Aim:
Extract all lines that hold "tutmak" from the records below.

(Stored data)
──────────

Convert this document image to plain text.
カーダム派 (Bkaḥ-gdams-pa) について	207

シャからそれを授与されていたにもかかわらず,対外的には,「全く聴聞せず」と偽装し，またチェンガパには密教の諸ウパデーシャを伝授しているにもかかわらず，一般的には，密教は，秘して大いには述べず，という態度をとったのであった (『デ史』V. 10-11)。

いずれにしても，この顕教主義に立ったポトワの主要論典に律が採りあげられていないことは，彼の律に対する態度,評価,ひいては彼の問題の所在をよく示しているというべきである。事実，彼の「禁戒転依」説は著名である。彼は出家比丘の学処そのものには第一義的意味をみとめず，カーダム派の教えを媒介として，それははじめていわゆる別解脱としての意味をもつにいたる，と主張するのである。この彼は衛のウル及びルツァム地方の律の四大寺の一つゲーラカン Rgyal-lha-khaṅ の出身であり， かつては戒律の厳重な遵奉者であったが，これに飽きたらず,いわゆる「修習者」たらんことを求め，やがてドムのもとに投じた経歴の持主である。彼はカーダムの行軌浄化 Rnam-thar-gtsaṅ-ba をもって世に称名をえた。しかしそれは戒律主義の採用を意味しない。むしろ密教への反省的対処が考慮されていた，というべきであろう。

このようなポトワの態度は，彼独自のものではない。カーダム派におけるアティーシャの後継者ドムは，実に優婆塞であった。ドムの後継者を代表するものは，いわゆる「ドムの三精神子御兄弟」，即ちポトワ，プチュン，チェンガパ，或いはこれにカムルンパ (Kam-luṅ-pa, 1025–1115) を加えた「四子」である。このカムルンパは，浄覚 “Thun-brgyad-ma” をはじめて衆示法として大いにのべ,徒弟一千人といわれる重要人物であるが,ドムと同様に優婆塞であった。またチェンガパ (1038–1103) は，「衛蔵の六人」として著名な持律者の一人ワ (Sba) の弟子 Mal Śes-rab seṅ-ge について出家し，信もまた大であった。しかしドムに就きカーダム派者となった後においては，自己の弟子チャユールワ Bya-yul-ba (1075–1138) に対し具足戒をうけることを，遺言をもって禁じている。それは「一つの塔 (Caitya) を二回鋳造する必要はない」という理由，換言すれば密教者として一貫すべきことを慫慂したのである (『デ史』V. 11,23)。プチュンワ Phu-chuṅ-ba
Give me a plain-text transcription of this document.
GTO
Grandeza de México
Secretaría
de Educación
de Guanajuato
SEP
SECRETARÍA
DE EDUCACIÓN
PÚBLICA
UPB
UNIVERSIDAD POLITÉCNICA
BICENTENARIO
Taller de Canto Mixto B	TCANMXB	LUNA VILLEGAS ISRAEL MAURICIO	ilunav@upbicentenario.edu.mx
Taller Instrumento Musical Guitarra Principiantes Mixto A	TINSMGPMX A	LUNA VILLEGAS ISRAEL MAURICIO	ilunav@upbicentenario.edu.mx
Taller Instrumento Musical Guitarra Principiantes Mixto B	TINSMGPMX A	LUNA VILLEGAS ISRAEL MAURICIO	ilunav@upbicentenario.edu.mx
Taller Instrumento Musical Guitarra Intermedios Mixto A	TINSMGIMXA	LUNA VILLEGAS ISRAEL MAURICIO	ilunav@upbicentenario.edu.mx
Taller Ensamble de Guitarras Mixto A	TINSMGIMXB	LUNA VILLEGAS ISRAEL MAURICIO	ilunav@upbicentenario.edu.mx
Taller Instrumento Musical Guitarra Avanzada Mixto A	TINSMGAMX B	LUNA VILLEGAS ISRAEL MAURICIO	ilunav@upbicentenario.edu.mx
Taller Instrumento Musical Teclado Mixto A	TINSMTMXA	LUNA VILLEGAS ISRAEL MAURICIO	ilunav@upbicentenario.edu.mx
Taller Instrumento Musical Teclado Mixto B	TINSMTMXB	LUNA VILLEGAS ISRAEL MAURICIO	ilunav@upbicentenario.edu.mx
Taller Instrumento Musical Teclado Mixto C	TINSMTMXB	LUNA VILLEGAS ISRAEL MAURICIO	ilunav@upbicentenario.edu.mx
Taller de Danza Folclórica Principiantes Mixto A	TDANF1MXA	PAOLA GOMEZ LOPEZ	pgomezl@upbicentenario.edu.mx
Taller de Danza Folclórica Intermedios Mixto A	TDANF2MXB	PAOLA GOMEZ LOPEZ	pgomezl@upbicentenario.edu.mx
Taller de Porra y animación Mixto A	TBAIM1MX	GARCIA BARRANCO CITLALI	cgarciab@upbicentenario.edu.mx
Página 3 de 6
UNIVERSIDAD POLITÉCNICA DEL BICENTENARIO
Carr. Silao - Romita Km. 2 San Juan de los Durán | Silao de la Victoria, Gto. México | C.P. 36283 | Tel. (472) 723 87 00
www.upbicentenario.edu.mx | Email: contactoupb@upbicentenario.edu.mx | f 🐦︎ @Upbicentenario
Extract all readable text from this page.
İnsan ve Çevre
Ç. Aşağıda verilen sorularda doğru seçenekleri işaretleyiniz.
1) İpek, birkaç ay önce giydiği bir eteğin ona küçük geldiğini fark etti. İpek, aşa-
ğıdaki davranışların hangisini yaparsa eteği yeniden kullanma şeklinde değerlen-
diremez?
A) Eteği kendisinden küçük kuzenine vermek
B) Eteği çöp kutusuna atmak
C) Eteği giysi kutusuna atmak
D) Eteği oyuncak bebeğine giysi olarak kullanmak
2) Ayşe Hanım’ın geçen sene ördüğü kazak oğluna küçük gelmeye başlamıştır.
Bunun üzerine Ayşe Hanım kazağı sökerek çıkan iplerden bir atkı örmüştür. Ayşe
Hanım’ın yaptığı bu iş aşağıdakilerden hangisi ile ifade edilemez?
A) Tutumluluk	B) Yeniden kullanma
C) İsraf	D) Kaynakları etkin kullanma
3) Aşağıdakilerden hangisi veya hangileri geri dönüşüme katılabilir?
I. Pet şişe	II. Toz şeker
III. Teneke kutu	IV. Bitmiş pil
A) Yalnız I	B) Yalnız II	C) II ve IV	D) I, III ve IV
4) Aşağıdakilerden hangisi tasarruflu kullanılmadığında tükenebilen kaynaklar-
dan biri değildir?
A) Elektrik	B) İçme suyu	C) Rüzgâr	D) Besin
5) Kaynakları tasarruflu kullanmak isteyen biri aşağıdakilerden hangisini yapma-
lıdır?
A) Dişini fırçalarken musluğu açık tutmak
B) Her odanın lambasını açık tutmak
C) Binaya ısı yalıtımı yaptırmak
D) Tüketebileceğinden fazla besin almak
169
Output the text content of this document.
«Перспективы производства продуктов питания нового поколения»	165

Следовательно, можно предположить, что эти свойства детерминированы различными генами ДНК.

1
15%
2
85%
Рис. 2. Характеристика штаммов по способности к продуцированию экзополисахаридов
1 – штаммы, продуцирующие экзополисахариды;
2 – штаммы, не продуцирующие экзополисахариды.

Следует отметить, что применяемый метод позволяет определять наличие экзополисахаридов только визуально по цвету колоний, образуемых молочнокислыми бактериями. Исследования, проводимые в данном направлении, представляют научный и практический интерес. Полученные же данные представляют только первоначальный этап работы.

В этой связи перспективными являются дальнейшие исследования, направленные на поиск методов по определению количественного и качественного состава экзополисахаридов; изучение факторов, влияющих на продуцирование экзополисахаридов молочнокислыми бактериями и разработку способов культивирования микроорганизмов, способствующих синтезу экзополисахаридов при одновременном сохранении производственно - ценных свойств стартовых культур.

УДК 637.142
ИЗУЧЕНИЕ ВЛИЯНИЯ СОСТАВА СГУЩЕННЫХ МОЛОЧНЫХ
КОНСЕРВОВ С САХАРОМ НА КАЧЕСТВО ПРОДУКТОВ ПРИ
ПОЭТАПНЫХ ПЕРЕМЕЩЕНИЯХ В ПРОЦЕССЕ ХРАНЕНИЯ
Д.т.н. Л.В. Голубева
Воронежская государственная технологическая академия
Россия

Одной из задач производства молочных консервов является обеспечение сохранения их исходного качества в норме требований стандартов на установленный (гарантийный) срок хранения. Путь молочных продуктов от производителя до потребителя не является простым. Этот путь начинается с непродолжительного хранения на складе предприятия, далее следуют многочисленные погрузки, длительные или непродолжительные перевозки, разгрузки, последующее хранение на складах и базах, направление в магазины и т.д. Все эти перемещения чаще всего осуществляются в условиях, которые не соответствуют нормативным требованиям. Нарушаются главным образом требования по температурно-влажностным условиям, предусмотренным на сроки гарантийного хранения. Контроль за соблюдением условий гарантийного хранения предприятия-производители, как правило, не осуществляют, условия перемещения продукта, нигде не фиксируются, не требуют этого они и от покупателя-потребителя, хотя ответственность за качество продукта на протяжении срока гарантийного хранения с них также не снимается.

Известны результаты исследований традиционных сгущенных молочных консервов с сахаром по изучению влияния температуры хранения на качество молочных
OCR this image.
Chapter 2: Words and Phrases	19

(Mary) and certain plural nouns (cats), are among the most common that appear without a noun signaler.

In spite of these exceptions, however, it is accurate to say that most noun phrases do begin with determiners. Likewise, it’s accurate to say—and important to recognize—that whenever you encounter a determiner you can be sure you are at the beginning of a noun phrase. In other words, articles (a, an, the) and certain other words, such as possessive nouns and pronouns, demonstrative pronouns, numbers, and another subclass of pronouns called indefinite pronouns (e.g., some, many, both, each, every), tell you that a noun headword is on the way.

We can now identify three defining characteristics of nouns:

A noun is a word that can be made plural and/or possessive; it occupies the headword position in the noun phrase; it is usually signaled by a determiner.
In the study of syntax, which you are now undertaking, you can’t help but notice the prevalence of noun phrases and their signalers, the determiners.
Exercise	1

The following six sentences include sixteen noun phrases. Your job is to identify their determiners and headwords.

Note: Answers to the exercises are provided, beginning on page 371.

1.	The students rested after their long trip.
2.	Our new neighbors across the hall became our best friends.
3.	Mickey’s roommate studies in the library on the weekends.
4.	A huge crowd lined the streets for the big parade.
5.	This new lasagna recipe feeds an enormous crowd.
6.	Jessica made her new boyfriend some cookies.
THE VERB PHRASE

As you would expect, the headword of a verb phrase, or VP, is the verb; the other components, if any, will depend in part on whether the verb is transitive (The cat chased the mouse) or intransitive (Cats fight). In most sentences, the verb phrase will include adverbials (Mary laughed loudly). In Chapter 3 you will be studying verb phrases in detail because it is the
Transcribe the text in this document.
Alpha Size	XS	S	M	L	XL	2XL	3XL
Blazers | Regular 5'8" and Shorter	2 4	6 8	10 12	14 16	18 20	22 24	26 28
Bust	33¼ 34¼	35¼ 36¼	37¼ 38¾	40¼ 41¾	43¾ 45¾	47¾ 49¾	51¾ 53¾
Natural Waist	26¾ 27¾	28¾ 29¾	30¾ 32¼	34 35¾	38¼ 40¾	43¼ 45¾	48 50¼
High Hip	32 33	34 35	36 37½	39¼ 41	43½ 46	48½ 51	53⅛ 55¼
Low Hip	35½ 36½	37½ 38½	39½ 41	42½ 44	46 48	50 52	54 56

──────────

Full response:
A) Dişini fırçalarken musluğu açık tutmak
B) Her odanın lambasını açık tutmak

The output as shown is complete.